** BEGIN Data for the task **
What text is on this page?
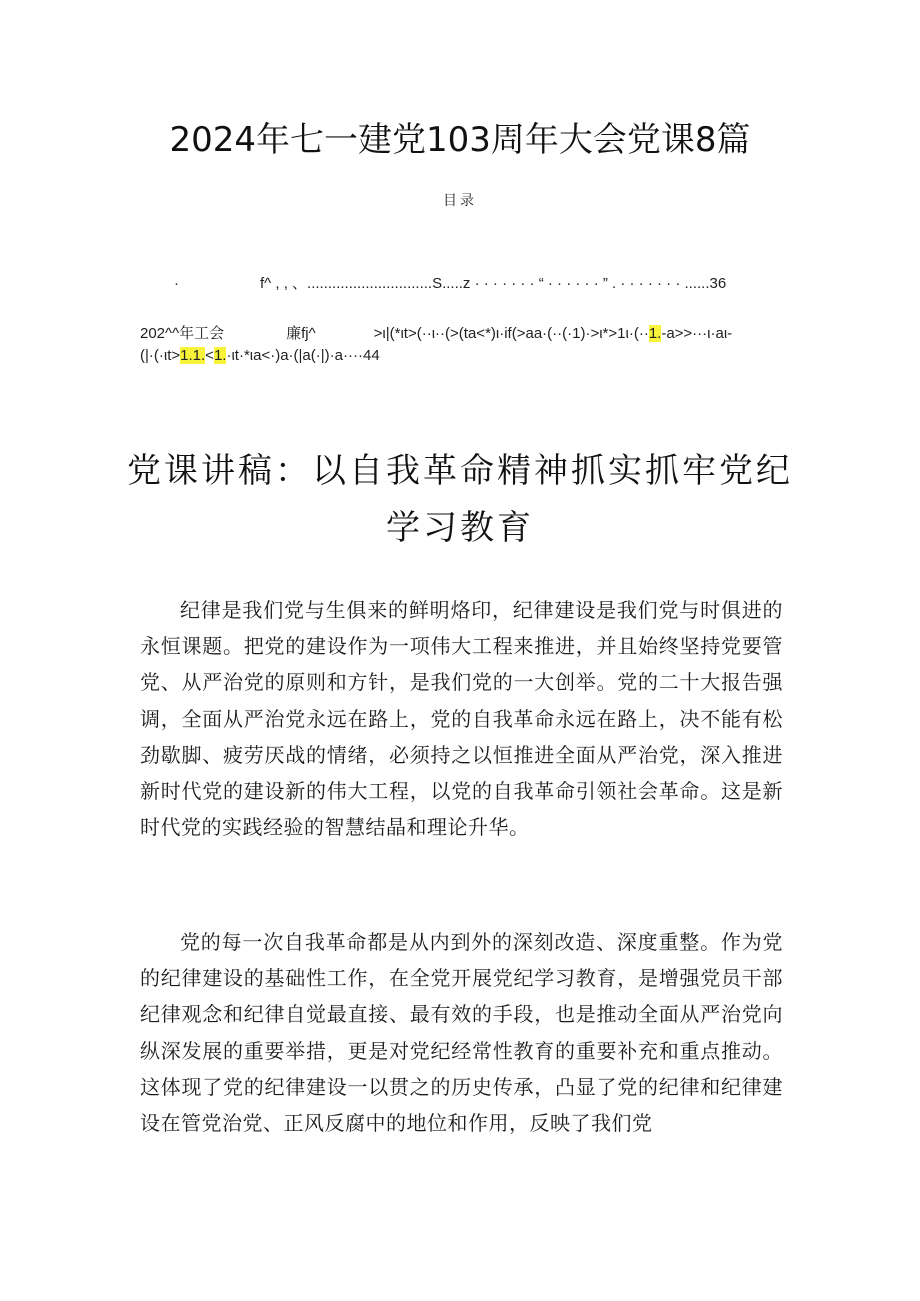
2024年七一建党103周年大会党课8篇
目录
·	f^ , , 、..............................S.....z · · · · · · · “ · · · · · · ” . · · · · · · · ......36
202^^年工会	廉fj^	>ι|(*ιt>(··ι··(>(ta<*)ι·if(>aa·(··(·1)·>ι*>1ι·(··1.-a>>···ι·aι-
(|·(·ιt>1.1.<1.·ιt·*ιa<·)a·(|a(·|)·a····44
党课讲稿：以自我革命精神抓实抓牢党纪
学习教育

纪律是我们党与生俱来的鲜明烙印，纪律建设是我们党与时俱进的永恒课题。把党的建设作为一项伟大工程来推进，并且始终坚持党要管党、从严治党的原则和方针，是我们党的一大创举。党的二十大报告强调，全面从严治党永远在路上，党的自我革命永远在路上，决不能有松劲歇脚、疲劳厌战的情绪，必须持之以恒推进全面从严治党，深入推进新时代党的建设新的伟大工程，以党的自我革命引领社会革命。这是新时代党的实践经验的智慧结晶和理论升华。

党的每一次自我革命都是从内到外的深刻改造、深度重整。作为党的纪律建设的基础性工作，在全党开展党纪学习教育，是增强党员干部纪律观念和纪律自觉最直接、最有效的手段，也是推动全面从严治党向纵深发展的重要举措，更是对党纪经常性教育的重要补充和重点推动。这体现了党的纪律建设一以贯之的历史传承，凸显了党的纪律和纪律建设在管党治党、正风反腐中的地位和作用，反映了我们党
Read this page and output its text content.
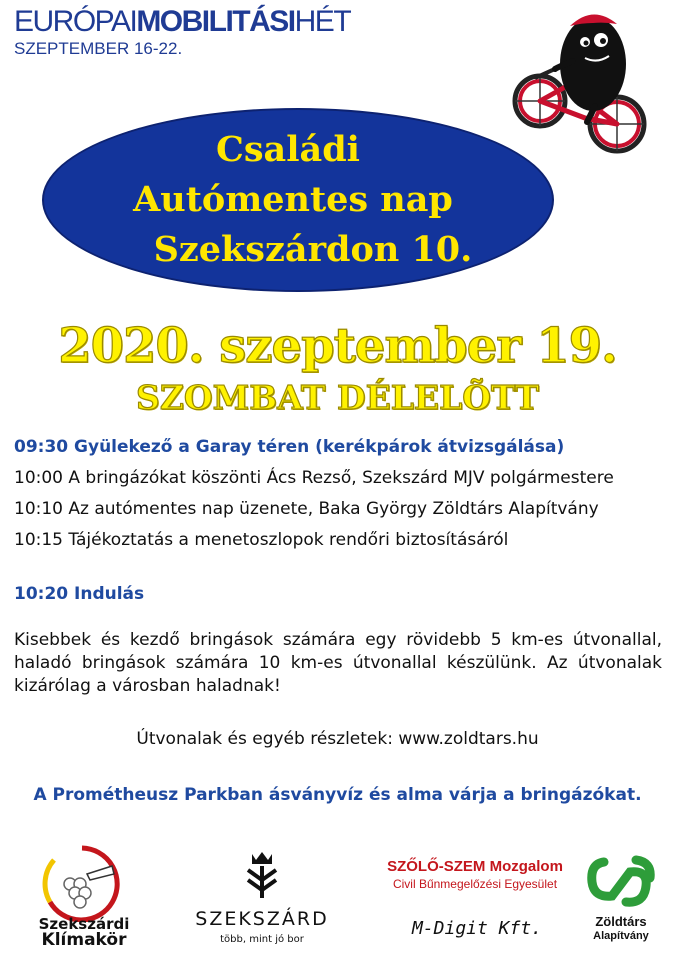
EURÓPAIMOBILITÁSIHÉT
SZEPTEMBER 16-22.
Családi
Autómentes nap
Szekszárdon 10.
2020. szeptember 19.
SZOMBAT DÉLELÕTT
09:30 Gyülekező a Garay téren (kerékpárok átvizsgálása)
10:00 A bringázókat köszönti Ács Rezső, Szekszárd MJV polgármestere
10:10 Az autómentes nap üzenete, Baka György Zöldtárs Alapítvány
10:15 Tájékoztatás a menetoszlopok rendőri biztosításáról
10:20 Indulás
Kisebbek és kezdő bringások számára egy rövidebb 5 km-es útvonallal, haladó bringások számára 10 km-es útvonallal készülünk. Az útvonalak kizárólag a városban haladnak!
Útvonalak és egyéb részletek: www.zoldtars.hu
A Prométheusz Parkban ásványvíz és alma várja a bringázókat.
Szekszárdi
Klímakör
SZEKSZÁRD
több, mint jó bor
SZŐLŐ-SZEM Mozgalom
Civil Bűnmegelőzési Egyesület
M-Digit Kft.	Zöldtárs
Alapítvány
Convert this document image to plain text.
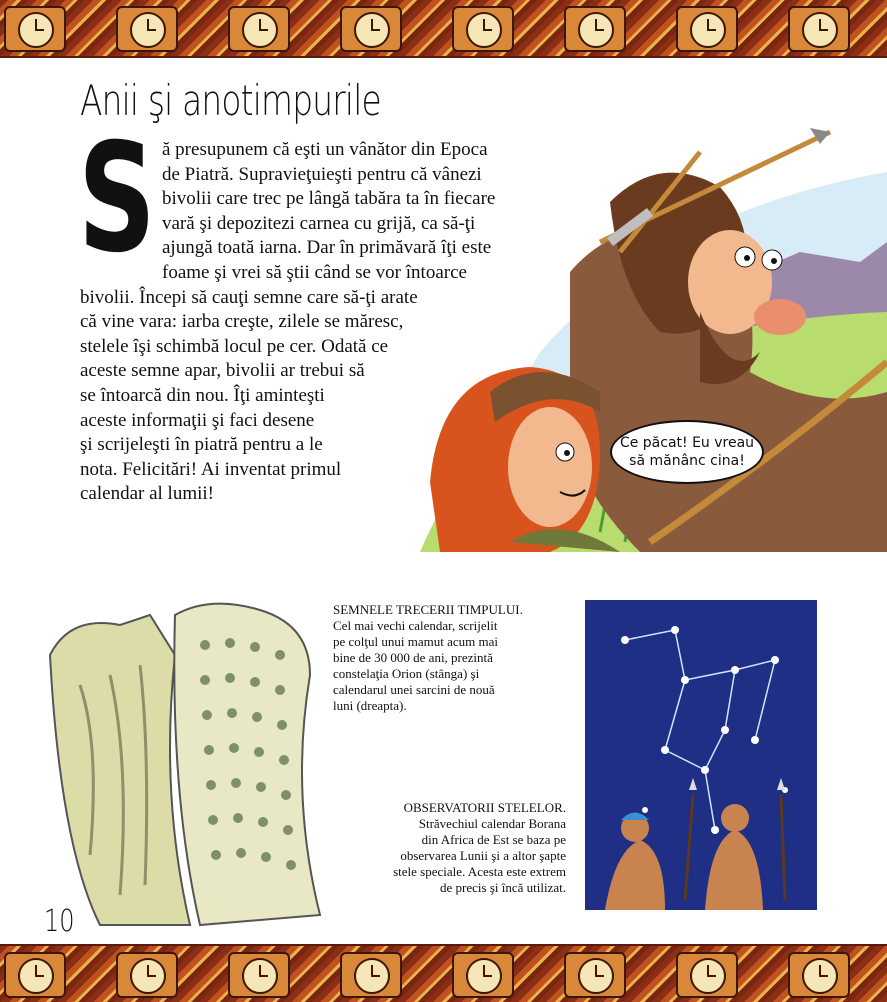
Anii şi anotimpurile
S ă presupunem că eşti un vânător din Epoca
de Piatră. Supravieţuieşti pentru că vânezi
bivolii care trec pe lângă tabăra ta în fiecare
vară şi depozitezi carnea cu grijă, ca să-ţi
ajungă toată iarna. Dar în primăvară îţi este
foame şi vrei să ştii când se vor întoarce
bivolii. Începi să cauţi semne care să-ţi arate
că vine vara: iarba creşte, zilele se măresc,
stelele îşi schimbă locul pe cer. Odată ce
aceste semne apar, bivolii ar trebui să
se întoarcă din nou. Îţi aminteşti
aceste informaţii şi faci desene
şi scrijeleşti în piatră pentru a le
nota. Felicitări! Ai inventat primul
calendar al lumii!
Ce păcat! Eu vreau
să mănânc cina!
SEMNELE TRECERII TIMPULUI.
Cel mai vechi calendar, scrijelit
pe colţul unui mamut acum mai
bine de 30 000 de ani, prezintă
constelaţia Orion (stânga) şi
calendarul unei sarcini de nouă
luni (dreapta).
OBSERVATORII STELELOR.
Străvechiul calendar Borana
din Africa de Est se baza pe
observarea Lunii şi a altor şapte
stele speciale. Acesta este extrem
de precis şi încă utilizat.
10
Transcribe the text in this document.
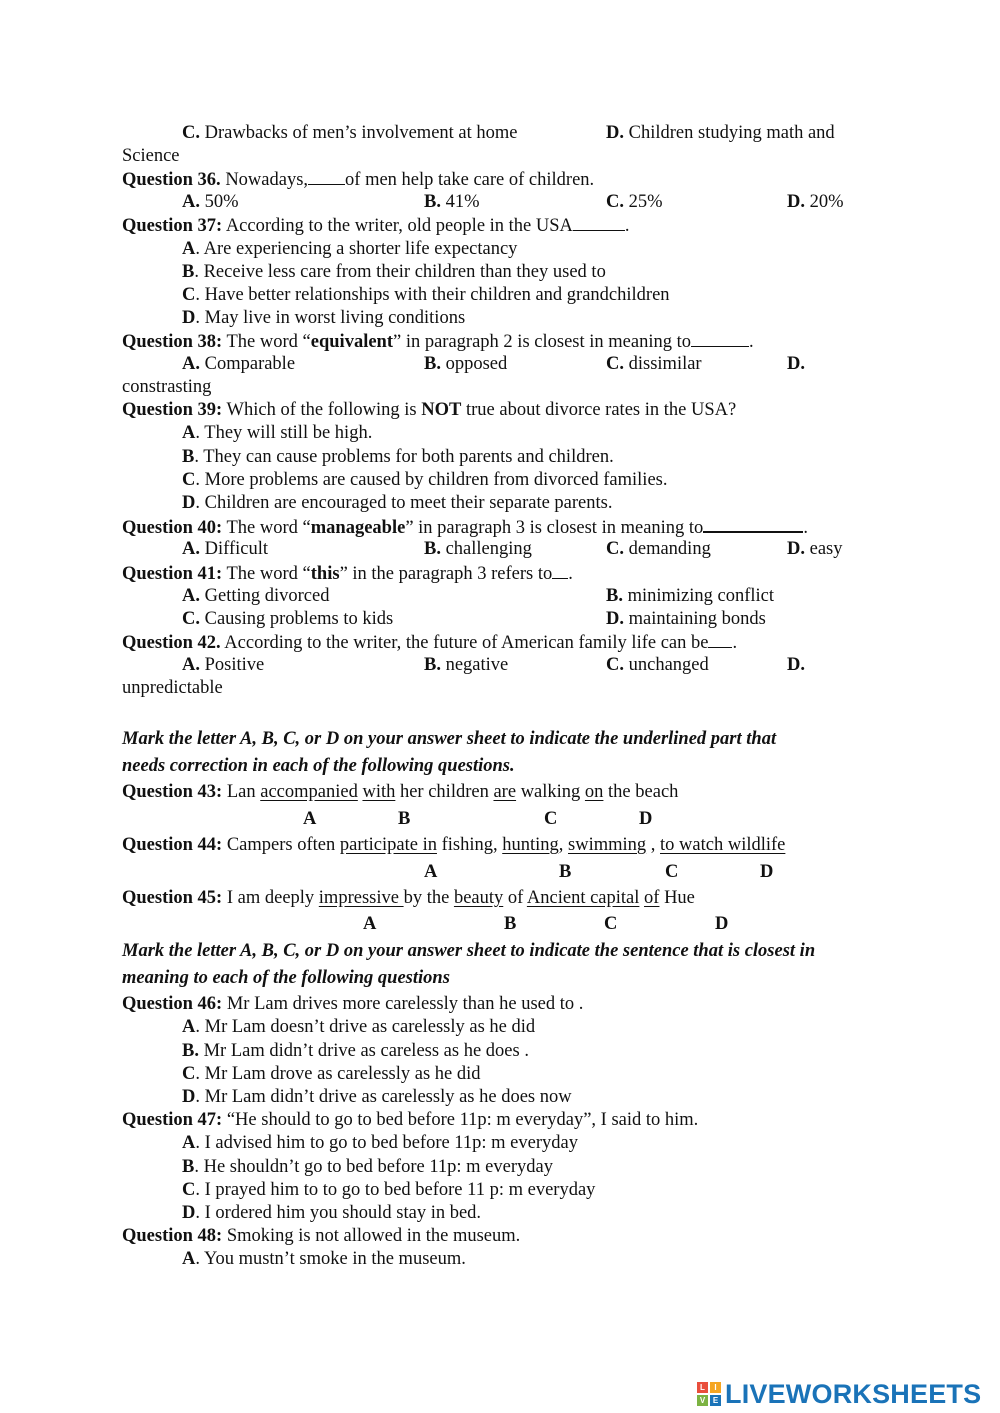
C. Drawbacks of men’s involvement at home	D. Children studying math and
Science
Question 36. Nowadays, of men help take care of children.
A. 50%	B. 41%	C. 25%	D. 20%
Question 37: According to the writer, old people in the USA	.
A. Are experiencing a shorter life expectancy
B. Receive less care from their children than they used to
C. Have better relationships with their children and grandchildren
D. May live in worst living conditions
Question 38: The word “equivalent” in paragraph 2 is closest in meaning to	.
A. Comparable	B. opposed	C. dissimilar	D.
constrasting
Question 39: Which of the following is NOT true about divorce rates in the USA?
A. They will still be high.
B. They can cause problems for both parents and children.
C. More problems are caused by children from divorced families.
D. Children are encouraged to meet their separate parents.
Question 40: The word “manageable” in paragraph 3 is closest in meaning to	.
A. Difficult	B. challenging	C. demanding	D. easy
Question 41: The word “this” in the paragraph 3 refers to .
A. Getting divorced	B. minimizing conflict
C. Causing problems to kids	D. maintaining bonds
Question 42. According to the writer, the future of American family life can be .
A. Positive	B. negative	C. unchanged	D.
unpredictable
Mark the letter A, B, C, or D on your answer sheet to indicate the underlined part that
needs correction in each of the following questions.
Question 43: Lan accompanied with her children are walking on the beach
A	B	C	D
Question 44: Campers often participate in fishing, hunting, swimming , to watch wildlife
A	B	C	D
Question 45: I am deeply impressive by the beauty of Ancient capital of Hue
A	B	C	D
Mark the letter A, B, C, or D on your answer sheet to indicate the sentence that is closest in
meaning to each of the following questions
Question 46: Mr Lam drives more carelessly than he used to .
A. Mr Lam doesn’t drive as carelessly as he did
B. Mr Lam didn’t drive as careless as he does .
C. Mr Lam drove as carelessly as he did
D. Mr Lam didn’t drive as carelessly as he does now
Question 47: “He should to go to bed before 11p: m everyday”, I said to him.
A. I advised him to go to bed before 11p: m everyday
B. He shouldn’t go to bed before 11p: m everyday
C. I prayed him to to go to bed before 11 p: m everyday
D. I ordered him you should stay in bed.
Question 48: Smoking is not allowed in the museum.
A. You mustn’t smoke in the museum.
L	I
V E LIVEWORKSHEETS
** END Data for the task **
* **Given exercise**
Show all lines in the entries above where the word "bivolii" appears.

* **Written solution**
bivolii care trec pe lângă tabăra ta în fiecare
bivolii. Începi să cauţi semne care să-ţi arate
aceste semne apar, bivolii ar trebui să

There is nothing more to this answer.